■ Your instructions:
Lines containing the word "this" should be extracted in full.

■ Items:
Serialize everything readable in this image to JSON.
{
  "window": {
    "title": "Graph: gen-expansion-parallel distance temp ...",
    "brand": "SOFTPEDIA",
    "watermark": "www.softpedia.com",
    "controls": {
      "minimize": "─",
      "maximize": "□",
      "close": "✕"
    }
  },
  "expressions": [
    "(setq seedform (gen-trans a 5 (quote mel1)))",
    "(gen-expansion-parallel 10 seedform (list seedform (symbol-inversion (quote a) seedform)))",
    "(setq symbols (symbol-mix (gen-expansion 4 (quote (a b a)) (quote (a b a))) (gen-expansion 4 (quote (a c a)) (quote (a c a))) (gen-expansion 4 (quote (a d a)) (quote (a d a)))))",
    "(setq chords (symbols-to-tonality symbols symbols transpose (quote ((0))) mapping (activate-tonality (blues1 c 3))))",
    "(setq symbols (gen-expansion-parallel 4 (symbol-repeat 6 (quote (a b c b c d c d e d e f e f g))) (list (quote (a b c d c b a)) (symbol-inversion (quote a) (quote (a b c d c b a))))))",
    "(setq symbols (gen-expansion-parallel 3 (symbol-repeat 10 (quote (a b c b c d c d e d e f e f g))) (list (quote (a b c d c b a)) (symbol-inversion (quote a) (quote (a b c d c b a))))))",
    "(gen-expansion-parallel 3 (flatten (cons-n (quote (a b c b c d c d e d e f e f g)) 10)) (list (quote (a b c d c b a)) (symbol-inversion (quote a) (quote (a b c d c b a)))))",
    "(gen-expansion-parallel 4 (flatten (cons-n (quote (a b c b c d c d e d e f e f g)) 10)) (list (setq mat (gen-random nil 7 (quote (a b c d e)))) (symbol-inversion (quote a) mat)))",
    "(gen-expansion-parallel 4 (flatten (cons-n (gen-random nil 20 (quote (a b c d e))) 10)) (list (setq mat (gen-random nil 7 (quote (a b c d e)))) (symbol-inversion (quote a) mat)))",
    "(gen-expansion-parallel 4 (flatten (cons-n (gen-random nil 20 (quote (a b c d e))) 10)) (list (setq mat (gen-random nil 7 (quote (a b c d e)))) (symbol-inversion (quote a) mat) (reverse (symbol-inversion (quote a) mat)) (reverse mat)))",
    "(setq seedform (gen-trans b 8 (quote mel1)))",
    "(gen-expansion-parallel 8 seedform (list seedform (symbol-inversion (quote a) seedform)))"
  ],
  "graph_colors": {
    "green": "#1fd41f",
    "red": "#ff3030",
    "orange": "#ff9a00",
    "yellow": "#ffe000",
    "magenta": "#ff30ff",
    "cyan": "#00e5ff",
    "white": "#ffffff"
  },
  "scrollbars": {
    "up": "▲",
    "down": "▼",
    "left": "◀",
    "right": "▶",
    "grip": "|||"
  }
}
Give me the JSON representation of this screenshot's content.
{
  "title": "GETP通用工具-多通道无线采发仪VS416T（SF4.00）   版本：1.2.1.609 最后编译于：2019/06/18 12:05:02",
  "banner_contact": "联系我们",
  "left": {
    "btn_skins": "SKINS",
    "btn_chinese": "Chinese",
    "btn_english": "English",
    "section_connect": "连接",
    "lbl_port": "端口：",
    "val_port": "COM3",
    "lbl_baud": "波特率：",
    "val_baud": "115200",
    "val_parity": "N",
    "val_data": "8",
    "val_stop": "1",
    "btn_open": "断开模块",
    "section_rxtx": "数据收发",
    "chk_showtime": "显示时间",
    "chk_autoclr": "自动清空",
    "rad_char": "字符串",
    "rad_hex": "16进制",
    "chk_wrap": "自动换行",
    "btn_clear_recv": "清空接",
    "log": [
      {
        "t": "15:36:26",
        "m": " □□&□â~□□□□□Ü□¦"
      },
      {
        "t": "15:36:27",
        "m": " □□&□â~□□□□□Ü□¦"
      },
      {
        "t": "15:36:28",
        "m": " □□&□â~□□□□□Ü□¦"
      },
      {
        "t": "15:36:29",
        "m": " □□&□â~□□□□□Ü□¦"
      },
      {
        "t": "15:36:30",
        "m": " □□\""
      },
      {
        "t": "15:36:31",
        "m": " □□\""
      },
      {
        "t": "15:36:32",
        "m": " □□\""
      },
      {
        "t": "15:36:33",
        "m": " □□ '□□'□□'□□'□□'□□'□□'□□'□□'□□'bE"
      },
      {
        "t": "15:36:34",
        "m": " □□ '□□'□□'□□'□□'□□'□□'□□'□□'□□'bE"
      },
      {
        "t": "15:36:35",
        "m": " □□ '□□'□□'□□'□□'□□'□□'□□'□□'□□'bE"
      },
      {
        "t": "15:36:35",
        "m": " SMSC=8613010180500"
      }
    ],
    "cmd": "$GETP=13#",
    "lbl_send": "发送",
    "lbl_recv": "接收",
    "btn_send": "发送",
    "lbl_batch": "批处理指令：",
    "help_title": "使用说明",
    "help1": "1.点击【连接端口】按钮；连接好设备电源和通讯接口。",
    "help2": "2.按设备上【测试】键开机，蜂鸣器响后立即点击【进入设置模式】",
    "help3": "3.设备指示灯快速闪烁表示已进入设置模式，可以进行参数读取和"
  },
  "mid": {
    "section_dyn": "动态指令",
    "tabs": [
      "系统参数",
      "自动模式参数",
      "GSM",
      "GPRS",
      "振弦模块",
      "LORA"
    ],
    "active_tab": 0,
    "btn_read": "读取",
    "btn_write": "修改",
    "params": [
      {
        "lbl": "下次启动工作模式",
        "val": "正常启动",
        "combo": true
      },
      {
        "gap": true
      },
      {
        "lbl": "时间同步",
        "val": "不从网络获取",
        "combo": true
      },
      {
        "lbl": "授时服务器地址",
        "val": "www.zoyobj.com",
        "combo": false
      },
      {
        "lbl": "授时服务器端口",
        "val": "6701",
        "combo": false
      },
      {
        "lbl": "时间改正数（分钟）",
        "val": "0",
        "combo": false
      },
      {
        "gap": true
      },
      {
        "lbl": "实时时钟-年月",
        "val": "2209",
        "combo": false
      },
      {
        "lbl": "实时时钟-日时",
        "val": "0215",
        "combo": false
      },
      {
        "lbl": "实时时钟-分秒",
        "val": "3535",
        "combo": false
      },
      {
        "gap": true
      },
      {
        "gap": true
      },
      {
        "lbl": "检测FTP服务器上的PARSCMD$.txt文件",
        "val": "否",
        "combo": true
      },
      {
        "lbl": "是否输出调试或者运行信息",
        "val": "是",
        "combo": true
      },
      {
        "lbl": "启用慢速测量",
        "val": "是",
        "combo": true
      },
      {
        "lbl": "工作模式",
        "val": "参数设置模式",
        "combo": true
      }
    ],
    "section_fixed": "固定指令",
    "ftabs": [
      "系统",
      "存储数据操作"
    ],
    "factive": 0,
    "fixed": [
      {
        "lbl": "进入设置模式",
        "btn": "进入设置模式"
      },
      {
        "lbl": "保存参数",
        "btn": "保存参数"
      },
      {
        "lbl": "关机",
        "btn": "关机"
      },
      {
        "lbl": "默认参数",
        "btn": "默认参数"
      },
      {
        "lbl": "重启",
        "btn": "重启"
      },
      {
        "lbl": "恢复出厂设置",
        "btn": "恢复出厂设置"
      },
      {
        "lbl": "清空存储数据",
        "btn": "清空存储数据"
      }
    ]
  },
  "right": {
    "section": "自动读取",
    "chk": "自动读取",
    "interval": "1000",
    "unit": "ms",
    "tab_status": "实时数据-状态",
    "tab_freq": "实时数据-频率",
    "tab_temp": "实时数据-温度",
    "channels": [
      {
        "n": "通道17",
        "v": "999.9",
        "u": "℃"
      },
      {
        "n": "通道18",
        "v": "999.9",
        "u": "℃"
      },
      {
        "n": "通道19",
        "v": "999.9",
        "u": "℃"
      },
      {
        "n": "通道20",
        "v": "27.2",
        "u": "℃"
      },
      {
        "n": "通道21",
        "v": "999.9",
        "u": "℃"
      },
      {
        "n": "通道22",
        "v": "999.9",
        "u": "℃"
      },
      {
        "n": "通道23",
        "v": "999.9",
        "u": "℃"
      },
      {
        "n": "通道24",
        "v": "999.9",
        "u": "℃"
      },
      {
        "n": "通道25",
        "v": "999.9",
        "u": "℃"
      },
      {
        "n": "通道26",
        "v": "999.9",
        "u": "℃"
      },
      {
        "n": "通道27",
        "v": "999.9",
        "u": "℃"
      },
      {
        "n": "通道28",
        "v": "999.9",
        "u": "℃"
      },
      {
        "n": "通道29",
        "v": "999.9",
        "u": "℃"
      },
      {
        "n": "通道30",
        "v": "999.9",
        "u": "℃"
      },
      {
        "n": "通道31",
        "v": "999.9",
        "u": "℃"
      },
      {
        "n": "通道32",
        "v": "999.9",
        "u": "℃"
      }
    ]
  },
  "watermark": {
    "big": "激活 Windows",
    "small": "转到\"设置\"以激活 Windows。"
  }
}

■ Exercise output:
Serialize everything readable in this image to JSON.
Give me the JSON representation of this screenshot's content.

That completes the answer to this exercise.